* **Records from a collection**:
=====
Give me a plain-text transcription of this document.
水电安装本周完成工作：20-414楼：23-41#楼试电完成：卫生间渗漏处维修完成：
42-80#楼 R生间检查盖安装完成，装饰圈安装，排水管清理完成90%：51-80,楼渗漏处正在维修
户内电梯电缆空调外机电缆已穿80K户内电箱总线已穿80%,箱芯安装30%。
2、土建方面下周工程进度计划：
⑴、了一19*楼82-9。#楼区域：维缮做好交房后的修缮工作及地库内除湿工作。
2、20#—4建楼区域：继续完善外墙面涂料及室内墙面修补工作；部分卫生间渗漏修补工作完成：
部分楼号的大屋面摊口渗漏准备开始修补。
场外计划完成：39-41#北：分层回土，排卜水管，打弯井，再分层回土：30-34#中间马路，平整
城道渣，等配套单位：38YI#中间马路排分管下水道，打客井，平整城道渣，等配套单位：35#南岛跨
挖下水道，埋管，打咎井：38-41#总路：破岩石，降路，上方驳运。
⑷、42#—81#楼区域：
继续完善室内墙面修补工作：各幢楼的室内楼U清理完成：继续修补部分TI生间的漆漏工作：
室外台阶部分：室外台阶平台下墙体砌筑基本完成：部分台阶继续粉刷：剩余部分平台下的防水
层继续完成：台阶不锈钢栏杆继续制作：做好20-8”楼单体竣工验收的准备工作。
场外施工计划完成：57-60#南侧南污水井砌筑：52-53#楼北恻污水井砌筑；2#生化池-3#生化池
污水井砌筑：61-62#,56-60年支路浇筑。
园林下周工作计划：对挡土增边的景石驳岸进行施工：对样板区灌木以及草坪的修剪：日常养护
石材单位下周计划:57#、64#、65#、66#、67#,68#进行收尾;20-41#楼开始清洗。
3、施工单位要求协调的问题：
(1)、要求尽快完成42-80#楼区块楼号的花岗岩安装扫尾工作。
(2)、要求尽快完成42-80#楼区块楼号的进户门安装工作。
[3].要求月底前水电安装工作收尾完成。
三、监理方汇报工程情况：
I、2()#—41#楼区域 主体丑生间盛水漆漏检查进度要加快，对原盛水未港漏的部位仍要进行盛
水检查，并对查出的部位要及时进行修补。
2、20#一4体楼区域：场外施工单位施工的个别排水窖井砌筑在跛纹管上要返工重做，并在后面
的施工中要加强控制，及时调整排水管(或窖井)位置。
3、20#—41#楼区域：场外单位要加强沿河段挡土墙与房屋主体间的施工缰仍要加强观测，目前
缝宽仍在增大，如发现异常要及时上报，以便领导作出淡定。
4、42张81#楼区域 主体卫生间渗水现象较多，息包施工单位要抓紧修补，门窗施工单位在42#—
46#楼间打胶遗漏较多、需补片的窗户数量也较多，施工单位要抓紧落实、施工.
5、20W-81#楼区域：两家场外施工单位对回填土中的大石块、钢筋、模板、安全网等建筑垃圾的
=====
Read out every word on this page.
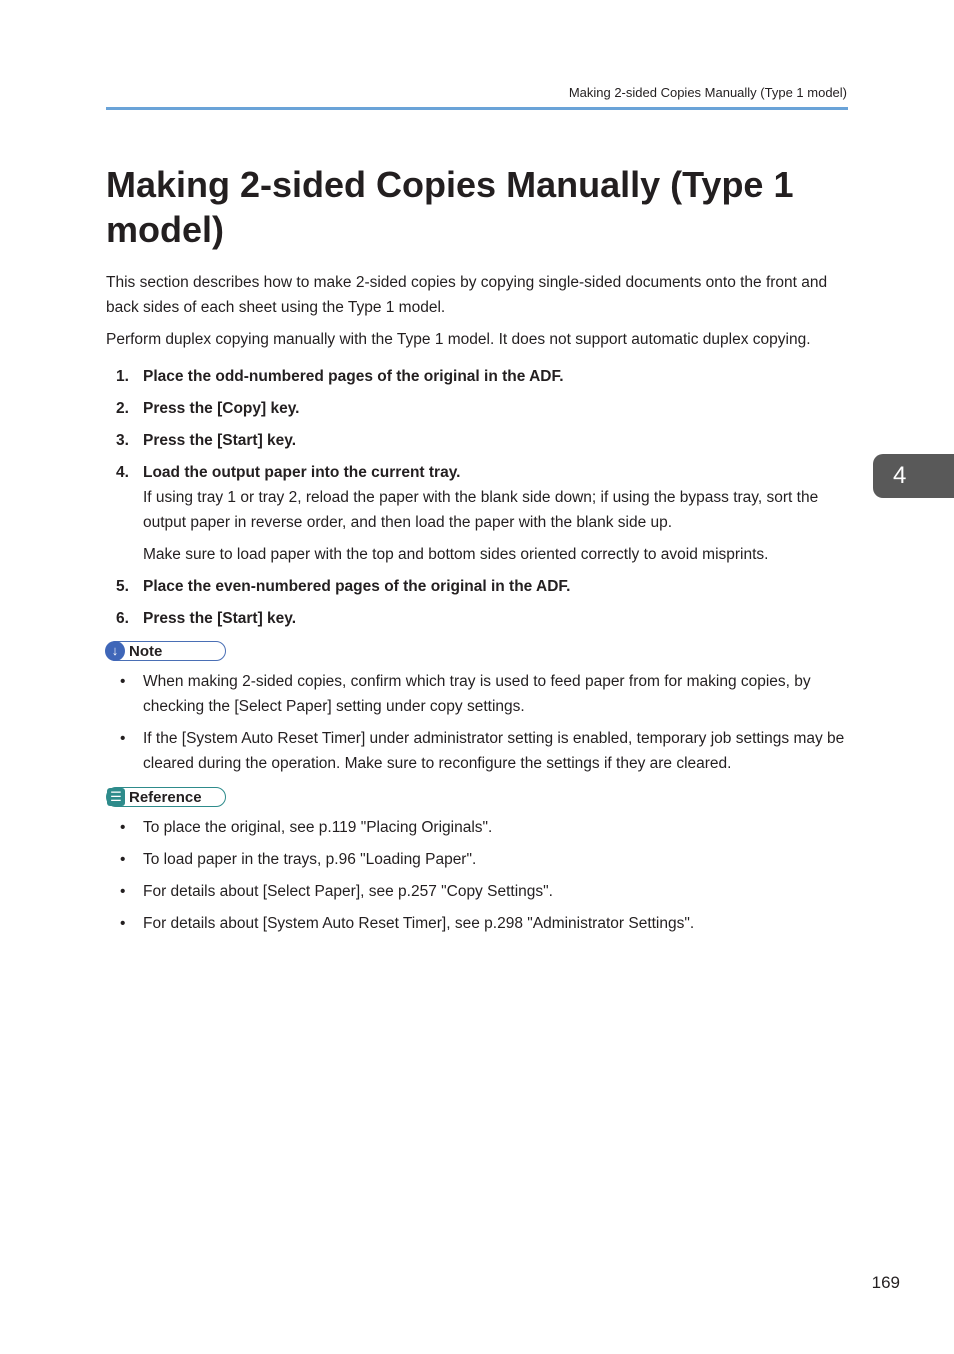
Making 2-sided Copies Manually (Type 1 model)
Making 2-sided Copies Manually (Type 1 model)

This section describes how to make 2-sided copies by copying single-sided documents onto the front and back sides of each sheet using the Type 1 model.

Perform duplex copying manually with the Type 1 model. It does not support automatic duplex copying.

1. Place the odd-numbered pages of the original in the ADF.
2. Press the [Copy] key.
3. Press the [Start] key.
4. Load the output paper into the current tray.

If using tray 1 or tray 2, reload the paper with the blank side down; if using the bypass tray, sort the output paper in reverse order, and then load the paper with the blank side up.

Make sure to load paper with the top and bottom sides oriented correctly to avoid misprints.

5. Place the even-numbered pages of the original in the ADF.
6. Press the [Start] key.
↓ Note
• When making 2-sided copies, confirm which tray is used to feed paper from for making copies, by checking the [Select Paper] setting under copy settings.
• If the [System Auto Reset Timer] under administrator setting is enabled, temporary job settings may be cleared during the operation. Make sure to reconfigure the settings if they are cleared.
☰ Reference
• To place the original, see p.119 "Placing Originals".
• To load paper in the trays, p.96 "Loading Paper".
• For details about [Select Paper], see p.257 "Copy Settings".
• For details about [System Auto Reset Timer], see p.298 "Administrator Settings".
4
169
=====
* **Set problem**:
Pull out every line above that holds the word "model".

* **Answer to this problem**:
Making 2-sided Copies Manually (Type 1 model)
Making 2-sided Copies Manually (Type 1 model)
This section describes how to make 2-sided copies by copying single-sided documents onto the front and back sides of each sheet using the Type 1 model.
Perform duplex copying manually with the Type 1 model. It does not support automatic duplex copying.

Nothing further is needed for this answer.